## Passage provided
Ostensibly the only reason for the comparison is that I experienced the two things within a few nights of each other. I saw War Horse first. The play has been a huge hit at the National Theater in London for the last three years. Lincoln Center Theater -- only an institutional theater could afford to mount an epic production with such a large cast -- opened it at the Vivian Beaumont this week.

Based on a novel for young adults, War Horse tells the story of an English country boy and his horse, both enlisted in World War I, and the hideous things they endure. By now we are inured to plays or films about the horrors of war. Tens of millions of battlefield deaths are merely statistics. They have no impact on us. But when an animal suffers, we can't help but respond.

The brilliance of War Horse is that it uses the most expert puppetry to make Joey, its equine hero, an utterly believable character. When, toward the very end, Joey encounters one of the "innovations" of World War I, the use of barbed wire, we feel the pain and cruelty viscerally. This stems in part from the phenomenal expertise of the three puppeteers who move the wicker frame that is Joey. Their simulation of horse movement is as precise and compelling as classical ballet.

By the time Joey gets snagged in the Germans' barbed wire -- itself a stage prop of great imaginative design -- he has been through any number of catastrophes. It seems so unfair for him to meet his fate confronting something so mundane rather than in the explosions and bombs he has somehow survived.

Yes, there is a quality of make believe in Joey's saga -- eight million horses died in World War I, the last war in which they played any part. Few were as lucky as Joey in outwitting disaster -- and reuniting with his master on the battlefield. But the happy ending can only seem ironic, a way of highlighting the far grimmer reality.

The stagecraft in War Horse has a monumental quality. The lighting, the special effects never seem overdone or gimmicky. They all contribute to create a canvas of astounding power. The acting is also on an extraordinary high level, and I was pleased to see they're American.

I am among those who think Verdi's Otello is superior to Shakespeare's in the economy and directness with which it tells the story. Doubtless some day I'll see a great production of the play in which all those scenes that -- when you know the opera -- seem extraneous will take on dramatic force. But the opera is seamless -- Verdi's librettist, Arrigo Boito adapted the sprawling play brilliantly. Not a moment seems wasted.

Normally one hears Otello in an opera house with the orchestra buried in a pit. To see it in Carnegie Hall, with the full Chicago Symphony -- easily three times as many musicians as you could squeeze into a pit -- might seem overkill, but the score is mighty enough to support this kind of super-magnification. And the acoustics of the hall only made it seem mightier.

Otello begins with a thunderstorm that utilizes every instrument of the orchestra -- fortissimo. The opening chords were stupendous, almost making you worry the whole thing might be de trop. Not with Maestro Muti. A little while later, during the impassioned love duet, the orchestra made a perfectly hushed accompaniment to the singers. Rarely, even with far smaller orchestras, have I heard the voices and the instruments blend so smoothly.

Muti went from triumph to triumph revealing the beauty and power of the score. The soloists were magnificent. It was announced beforehand that tenor Aleksandrs Antonenko was suffering from a stomach ailment. Nothing about his anguished portrayal of the title character was less than heroic. Similarly, as Desdemona Bulgarian soprano Krassimira Stoyonova was tremendously moving. I don't think i have ever heard the "Willow Song" and "Ave Maria" sung as exquisitely as she did. Tears were streaming down my cheeks. Carlo Guelfi was a suave, unsettling Iago, and Juan Francisco Gatell was a perfect Cassio.

## Instructions
• A. In the review above, copy word for word the passage between "Based on a novel" and "help but respond.", inclusive.
• B. Answer these questions from the review above:
(i) How many puppeteers move the frame that is Joey?
(ii) How many horses died in World War I?
(iii) Which orchestra played Otello at Carnegie Hall?

## Record set
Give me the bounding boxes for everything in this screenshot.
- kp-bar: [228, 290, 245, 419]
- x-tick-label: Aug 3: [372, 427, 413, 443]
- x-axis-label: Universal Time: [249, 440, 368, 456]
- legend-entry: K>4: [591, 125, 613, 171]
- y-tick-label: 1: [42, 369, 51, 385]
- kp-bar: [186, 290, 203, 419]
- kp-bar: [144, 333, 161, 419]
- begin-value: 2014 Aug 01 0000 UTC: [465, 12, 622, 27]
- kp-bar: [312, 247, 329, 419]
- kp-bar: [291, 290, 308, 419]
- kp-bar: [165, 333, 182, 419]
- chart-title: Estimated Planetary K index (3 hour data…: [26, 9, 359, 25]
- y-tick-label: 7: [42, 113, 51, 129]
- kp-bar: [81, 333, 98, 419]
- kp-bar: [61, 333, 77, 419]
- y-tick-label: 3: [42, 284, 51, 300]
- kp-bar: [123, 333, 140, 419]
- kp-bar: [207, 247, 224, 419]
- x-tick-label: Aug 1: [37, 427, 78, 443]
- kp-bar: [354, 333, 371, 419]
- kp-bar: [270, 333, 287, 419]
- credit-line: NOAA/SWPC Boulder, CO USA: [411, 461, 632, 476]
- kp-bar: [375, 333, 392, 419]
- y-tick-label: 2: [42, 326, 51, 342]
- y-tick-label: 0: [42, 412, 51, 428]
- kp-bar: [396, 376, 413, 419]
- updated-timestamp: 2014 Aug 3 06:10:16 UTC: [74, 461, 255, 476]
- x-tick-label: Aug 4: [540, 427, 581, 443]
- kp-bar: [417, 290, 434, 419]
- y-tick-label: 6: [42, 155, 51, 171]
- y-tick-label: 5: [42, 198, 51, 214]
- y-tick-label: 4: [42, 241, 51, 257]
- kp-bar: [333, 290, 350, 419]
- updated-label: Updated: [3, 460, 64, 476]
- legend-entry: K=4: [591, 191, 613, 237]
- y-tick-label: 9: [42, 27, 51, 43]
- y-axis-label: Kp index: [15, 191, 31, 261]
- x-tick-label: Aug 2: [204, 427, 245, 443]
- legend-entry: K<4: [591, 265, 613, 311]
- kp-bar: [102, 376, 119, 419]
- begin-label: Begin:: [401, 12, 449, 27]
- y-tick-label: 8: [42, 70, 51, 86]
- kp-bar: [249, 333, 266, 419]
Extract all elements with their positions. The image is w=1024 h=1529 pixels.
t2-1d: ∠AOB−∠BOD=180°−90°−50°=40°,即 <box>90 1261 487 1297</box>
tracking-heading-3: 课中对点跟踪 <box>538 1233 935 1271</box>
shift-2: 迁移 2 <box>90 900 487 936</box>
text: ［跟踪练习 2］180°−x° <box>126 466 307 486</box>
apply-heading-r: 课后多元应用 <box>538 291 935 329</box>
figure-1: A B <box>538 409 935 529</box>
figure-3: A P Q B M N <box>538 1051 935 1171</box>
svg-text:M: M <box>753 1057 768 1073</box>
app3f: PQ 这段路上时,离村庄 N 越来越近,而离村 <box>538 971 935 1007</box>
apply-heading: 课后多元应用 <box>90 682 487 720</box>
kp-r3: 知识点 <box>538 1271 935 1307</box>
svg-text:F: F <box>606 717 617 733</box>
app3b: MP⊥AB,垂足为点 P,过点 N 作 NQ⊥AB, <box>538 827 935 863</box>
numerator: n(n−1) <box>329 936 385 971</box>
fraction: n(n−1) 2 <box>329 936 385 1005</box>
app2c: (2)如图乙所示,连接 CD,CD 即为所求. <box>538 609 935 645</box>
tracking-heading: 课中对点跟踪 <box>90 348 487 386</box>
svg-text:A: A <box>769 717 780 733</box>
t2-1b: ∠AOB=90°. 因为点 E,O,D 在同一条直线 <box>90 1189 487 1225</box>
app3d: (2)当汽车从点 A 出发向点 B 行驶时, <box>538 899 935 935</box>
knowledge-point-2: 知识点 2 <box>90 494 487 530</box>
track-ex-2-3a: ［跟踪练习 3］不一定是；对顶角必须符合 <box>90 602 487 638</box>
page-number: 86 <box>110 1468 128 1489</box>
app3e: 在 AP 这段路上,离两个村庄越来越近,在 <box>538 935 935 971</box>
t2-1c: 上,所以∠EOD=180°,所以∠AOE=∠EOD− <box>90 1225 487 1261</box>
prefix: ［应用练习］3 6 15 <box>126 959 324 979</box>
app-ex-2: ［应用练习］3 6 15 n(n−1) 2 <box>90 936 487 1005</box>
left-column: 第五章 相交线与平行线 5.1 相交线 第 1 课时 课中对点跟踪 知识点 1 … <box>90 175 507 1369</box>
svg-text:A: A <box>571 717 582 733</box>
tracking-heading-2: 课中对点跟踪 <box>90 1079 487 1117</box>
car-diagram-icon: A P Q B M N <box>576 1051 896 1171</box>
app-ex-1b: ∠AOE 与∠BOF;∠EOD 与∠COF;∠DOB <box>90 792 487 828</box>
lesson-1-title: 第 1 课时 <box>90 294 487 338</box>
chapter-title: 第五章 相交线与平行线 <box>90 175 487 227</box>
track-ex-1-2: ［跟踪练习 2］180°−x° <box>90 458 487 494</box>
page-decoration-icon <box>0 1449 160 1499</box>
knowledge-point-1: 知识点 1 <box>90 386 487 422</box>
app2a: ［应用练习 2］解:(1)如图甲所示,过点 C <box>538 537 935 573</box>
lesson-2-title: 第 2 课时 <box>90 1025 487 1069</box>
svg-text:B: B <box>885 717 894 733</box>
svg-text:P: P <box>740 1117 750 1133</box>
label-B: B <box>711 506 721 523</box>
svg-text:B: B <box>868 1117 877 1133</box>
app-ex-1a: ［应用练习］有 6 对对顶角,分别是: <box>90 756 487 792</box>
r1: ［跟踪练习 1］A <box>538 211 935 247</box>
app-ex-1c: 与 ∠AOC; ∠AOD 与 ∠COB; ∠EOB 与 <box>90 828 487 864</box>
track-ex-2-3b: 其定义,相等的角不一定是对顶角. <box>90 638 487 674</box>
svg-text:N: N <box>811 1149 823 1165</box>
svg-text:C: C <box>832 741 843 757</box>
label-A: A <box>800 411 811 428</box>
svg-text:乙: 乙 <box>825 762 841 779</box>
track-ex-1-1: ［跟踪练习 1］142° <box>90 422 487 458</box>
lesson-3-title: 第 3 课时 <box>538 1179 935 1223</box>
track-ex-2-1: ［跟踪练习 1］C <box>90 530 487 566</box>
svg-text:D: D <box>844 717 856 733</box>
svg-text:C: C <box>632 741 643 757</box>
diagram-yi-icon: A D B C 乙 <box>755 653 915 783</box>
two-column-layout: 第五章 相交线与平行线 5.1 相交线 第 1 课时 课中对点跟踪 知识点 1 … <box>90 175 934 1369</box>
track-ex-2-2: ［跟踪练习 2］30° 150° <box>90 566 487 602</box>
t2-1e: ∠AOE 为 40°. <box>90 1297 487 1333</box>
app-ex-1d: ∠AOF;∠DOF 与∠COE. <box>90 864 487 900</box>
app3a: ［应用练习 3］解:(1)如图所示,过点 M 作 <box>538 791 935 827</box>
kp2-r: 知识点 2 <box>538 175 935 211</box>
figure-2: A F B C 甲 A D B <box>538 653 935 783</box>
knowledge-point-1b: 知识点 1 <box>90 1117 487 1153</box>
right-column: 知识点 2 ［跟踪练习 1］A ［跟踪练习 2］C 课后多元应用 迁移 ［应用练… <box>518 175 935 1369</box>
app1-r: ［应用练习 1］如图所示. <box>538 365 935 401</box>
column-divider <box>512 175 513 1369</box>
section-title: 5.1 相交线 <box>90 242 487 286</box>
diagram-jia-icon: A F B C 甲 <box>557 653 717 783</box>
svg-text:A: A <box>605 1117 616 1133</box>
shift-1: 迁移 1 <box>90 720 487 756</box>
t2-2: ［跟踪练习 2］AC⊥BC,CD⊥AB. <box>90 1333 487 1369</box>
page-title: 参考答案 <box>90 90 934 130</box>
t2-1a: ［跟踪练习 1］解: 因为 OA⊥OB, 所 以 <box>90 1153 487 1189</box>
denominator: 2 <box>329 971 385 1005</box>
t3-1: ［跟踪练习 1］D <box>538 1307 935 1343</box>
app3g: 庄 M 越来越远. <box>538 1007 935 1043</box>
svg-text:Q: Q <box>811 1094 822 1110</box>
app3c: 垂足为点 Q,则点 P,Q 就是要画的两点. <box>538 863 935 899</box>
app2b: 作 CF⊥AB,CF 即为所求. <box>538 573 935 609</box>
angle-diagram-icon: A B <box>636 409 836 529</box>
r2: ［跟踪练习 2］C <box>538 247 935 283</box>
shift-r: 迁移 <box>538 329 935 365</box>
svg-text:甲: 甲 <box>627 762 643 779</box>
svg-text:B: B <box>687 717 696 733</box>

## Task-by-task outputs
• A.
Based on a novel for young adults, War Horse tells the story of an English country boy and his horse, both enlisted in World War I, and the hideous things they endure. By now we are inured to plays or films about the horrors of war. Tens of millions of battlefield deaths are merely statistics. They have no impact on us. But when an animal suffers, we can't help but respond.

• B.
(i) Three.
(ii) Eight million.
(iii) The Chicago Symphony.